--- BEGIN Supplied entries ---

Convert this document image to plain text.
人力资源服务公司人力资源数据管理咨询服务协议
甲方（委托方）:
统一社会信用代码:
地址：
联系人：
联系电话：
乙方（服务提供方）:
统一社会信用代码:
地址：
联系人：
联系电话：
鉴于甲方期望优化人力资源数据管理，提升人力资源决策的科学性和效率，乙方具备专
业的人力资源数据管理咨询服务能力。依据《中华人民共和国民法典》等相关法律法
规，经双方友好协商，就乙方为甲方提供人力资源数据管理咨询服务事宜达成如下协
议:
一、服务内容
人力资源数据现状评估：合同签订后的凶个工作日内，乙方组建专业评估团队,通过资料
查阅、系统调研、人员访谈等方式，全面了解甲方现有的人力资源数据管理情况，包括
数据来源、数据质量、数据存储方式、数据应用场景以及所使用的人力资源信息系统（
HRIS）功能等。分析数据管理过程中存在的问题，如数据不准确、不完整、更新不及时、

--- END Supplied entries ---
--- BEGIN Supplied entries ---

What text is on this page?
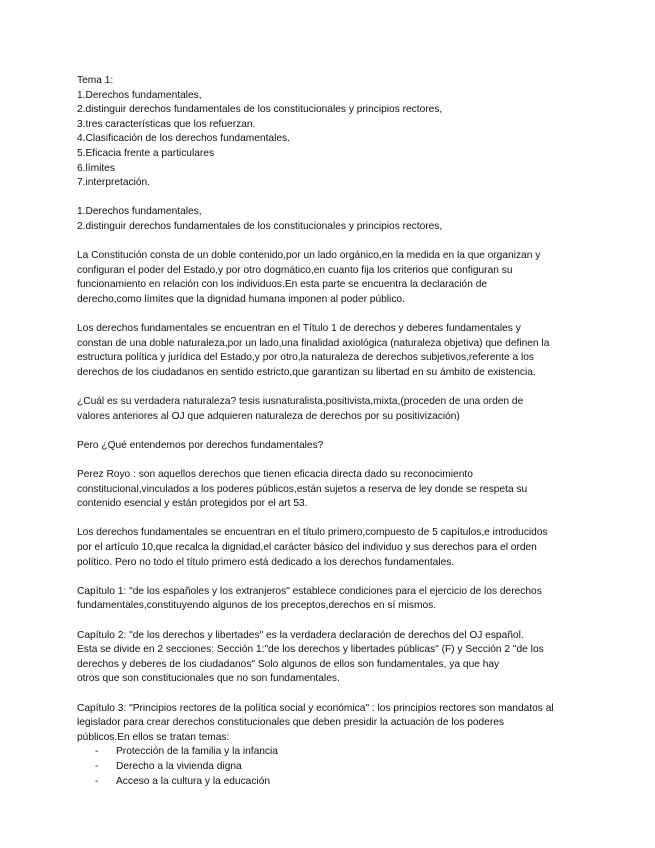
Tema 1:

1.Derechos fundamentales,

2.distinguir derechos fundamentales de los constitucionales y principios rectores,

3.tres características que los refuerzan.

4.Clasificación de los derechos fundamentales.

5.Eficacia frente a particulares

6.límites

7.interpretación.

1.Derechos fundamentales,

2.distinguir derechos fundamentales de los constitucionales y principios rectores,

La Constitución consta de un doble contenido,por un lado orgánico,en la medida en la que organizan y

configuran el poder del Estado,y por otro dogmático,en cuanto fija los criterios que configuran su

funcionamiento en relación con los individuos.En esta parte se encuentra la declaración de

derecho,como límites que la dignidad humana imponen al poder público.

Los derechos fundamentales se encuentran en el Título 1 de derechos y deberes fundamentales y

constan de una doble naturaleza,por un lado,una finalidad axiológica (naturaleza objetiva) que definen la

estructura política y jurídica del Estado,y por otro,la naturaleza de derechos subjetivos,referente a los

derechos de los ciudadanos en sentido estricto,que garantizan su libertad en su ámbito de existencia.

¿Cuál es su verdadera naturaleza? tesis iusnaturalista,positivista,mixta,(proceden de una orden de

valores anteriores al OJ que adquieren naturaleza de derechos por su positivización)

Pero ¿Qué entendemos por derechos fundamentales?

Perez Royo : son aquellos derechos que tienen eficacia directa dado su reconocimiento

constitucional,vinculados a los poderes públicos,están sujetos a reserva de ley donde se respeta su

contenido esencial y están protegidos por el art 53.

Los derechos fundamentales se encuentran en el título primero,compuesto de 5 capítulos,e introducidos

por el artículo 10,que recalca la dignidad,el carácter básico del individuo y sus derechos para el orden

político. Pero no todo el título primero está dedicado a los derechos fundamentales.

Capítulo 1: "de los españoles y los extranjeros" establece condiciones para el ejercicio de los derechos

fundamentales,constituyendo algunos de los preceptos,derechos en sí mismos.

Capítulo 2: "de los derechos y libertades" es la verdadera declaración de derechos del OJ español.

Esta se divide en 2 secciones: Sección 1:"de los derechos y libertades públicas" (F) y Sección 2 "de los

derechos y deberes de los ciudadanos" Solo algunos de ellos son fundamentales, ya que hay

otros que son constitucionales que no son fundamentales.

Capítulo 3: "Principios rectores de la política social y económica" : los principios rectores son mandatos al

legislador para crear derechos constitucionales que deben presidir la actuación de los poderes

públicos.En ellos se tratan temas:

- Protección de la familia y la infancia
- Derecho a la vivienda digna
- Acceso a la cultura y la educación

--- END Supplied entries ---
--- BEGIN Supplied entries ---

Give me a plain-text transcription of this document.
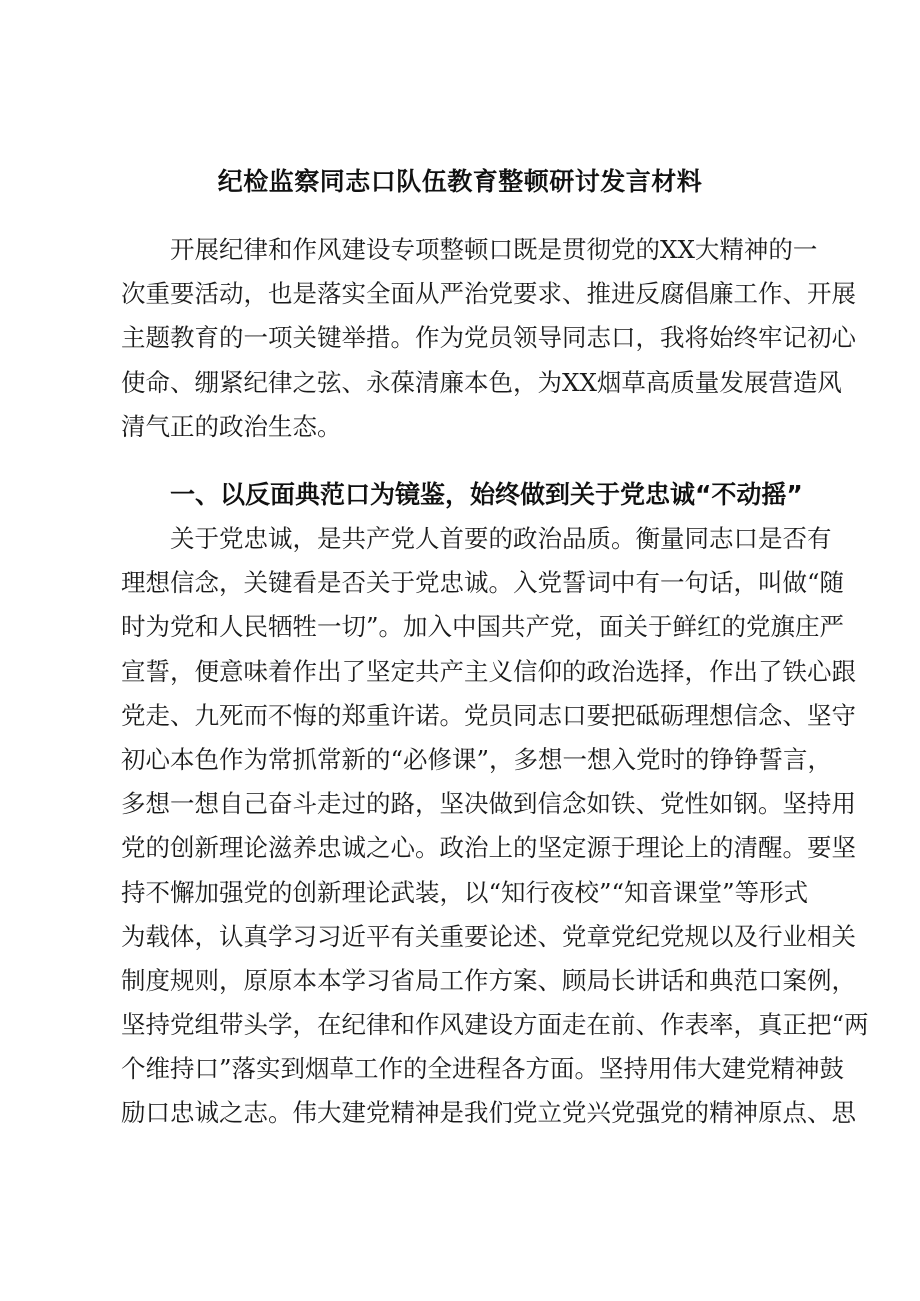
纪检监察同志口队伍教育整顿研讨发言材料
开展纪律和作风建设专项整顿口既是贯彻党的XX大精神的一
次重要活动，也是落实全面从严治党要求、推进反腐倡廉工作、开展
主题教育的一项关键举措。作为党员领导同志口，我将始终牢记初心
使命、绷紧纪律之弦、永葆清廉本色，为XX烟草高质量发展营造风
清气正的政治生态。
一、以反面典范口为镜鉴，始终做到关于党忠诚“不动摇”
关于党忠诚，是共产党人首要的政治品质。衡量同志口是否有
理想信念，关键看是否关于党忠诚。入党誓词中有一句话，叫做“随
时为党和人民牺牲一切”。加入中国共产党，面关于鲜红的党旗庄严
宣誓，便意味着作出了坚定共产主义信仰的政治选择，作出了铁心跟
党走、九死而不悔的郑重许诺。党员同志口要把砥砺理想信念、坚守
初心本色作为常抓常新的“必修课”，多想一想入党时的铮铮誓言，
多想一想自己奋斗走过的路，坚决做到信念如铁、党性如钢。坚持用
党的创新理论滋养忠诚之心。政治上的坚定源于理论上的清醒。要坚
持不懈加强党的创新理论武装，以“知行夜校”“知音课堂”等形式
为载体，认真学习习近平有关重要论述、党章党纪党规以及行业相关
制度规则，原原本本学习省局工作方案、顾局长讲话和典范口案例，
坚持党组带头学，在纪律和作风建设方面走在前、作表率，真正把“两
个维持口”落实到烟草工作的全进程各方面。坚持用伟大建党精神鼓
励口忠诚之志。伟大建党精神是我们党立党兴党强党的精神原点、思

--- END Supplied entries ---

**What you have to do**
Using the data above, copy each line that contains "límites".

**Reply to the exercise**
6.límites
derecho,como límites que la dignidad humana imponen al poder público.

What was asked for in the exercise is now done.